Start

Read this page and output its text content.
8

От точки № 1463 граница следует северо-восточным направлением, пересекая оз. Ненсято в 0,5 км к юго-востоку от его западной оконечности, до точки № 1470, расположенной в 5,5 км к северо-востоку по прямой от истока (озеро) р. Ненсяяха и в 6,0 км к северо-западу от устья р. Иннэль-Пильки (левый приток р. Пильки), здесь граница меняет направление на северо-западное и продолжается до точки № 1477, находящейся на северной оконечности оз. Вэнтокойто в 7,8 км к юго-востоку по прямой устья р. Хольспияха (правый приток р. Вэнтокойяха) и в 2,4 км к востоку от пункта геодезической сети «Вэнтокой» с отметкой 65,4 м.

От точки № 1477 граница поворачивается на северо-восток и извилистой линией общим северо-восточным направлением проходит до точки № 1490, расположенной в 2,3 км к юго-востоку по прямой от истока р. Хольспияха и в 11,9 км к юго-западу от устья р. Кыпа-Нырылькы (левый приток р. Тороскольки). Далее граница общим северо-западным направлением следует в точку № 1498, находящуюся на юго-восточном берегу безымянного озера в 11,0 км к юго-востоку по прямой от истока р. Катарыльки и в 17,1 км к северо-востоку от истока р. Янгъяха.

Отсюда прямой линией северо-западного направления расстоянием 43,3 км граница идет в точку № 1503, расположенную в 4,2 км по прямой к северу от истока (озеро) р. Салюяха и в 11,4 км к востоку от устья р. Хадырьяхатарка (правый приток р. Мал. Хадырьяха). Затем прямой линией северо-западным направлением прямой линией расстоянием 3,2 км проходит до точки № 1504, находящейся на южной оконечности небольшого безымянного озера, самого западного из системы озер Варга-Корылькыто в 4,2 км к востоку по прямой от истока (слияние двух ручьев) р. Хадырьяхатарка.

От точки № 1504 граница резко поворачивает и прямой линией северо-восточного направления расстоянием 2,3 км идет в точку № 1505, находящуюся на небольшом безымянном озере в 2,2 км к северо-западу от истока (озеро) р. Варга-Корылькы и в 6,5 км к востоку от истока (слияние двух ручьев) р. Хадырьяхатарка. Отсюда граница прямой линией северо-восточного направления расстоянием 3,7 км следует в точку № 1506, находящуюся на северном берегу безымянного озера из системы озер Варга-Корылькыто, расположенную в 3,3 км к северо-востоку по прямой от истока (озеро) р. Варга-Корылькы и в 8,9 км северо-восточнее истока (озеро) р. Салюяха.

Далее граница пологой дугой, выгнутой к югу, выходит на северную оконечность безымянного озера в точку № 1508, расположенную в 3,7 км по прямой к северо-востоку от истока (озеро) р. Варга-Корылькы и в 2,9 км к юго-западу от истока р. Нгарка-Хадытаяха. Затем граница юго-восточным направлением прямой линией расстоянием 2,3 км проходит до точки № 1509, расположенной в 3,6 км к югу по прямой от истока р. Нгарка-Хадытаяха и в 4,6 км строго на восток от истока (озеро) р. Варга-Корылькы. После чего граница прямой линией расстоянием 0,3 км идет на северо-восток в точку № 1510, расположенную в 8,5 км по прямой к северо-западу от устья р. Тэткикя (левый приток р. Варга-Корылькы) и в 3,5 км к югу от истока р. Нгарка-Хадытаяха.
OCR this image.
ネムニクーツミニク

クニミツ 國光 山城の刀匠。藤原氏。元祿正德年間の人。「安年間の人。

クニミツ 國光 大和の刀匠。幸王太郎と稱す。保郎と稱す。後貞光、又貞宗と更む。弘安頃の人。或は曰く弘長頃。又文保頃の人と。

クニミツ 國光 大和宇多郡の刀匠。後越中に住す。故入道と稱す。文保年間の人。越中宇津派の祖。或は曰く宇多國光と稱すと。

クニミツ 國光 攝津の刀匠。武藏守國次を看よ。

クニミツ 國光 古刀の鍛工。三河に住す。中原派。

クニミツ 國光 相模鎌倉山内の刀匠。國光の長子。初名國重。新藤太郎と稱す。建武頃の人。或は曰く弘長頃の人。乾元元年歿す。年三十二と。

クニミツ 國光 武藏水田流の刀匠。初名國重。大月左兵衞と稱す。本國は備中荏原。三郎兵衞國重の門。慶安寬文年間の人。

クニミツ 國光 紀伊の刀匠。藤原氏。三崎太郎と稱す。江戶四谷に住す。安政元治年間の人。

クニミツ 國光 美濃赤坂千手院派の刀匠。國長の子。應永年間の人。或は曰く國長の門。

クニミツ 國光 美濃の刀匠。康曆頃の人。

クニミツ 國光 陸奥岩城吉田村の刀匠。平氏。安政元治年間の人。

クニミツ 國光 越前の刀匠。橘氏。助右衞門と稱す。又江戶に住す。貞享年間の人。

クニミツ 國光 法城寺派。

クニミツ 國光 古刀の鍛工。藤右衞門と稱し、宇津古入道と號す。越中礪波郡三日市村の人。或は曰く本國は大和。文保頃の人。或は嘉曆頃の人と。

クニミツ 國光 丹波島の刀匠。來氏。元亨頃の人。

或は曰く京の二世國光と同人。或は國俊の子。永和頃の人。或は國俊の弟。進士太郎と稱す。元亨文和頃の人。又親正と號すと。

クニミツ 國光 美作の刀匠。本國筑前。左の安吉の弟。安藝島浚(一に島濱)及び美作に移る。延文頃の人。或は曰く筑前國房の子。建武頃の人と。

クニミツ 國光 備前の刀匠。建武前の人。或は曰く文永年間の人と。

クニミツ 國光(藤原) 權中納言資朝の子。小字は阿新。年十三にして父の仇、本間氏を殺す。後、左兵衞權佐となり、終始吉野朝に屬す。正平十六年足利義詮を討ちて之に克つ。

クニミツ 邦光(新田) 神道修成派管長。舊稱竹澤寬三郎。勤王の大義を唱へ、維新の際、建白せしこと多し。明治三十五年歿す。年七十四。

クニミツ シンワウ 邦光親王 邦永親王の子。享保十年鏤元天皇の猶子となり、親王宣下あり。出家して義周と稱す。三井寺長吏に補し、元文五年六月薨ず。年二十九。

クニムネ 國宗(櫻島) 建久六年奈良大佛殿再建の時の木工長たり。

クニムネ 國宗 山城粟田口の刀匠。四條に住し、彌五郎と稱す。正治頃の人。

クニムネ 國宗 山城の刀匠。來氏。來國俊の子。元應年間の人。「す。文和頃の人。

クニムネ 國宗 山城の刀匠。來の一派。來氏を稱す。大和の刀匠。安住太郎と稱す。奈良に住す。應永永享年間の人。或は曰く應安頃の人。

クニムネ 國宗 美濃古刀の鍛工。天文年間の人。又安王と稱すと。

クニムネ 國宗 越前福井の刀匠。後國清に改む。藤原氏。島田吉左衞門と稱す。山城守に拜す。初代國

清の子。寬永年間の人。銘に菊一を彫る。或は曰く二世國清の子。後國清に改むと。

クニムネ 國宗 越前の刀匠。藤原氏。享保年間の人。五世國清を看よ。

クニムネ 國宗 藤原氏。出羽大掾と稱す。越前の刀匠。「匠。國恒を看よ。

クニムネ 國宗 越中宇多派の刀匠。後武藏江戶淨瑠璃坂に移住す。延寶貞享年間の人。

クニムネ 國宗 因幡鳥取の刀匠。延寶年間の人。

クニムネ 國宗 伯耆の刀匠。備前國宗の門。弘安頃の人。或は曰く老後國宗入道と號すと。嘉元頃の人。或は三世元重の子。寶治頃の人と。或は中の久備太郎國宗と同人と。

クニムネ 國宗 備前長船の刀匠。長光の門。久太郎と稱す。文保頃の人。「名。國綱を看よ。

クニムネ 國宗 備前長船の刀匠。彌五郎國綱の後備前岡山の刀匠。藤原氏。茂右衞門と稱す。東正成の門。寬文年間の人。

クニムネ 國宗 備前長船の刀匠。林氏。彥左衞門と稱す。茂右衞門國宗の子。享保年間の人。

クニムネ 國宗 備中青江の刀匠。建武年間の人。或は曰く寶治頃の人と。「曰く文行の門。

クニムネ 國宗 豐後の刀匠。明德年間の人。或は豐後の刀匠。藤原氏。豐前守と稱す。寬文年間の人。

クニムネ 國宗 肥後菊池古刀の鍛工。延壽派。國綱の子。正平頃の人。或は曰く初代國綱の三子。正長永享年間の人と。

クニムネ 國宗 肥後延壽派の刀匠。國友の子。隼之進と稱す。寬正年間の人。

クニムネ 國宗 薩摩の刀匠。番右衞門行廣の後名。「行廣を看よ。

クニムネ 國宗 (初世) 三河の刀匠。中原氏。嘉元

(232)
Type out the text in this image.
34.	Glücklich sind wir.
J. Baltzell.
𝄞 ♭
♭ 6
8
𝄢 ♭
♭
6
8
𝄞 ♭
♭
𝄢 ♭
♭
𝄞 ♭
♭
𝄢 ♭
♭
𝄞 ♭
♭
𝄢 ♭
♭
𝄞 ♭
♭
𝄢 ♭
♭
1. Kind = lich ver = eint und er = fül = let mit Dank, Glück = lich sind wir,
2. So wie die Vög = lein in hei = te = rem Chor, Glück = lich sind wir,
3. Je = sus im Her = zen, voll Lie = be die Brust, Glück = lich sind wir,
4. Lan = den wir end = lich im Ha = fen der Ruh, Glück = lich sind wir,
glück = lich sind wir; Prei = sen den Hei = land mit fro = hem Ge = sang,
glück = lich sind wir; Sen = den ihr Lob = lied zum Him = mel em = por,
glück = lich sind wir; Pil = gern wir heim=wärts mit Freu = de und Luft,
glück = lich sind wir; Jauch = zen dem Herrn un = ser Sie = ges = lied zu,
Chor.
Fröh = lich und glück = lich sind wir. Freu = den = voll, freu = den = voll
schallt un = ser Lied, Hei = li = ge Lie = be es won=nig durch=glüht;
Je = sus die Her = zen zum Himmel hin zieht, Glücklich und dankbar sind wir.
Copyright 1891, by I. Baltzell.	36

End

Exercise prompt ▸ Tell how many lines of the records above hold the string "Baltzell". Give no other text.

Answer to this problem ▸ 2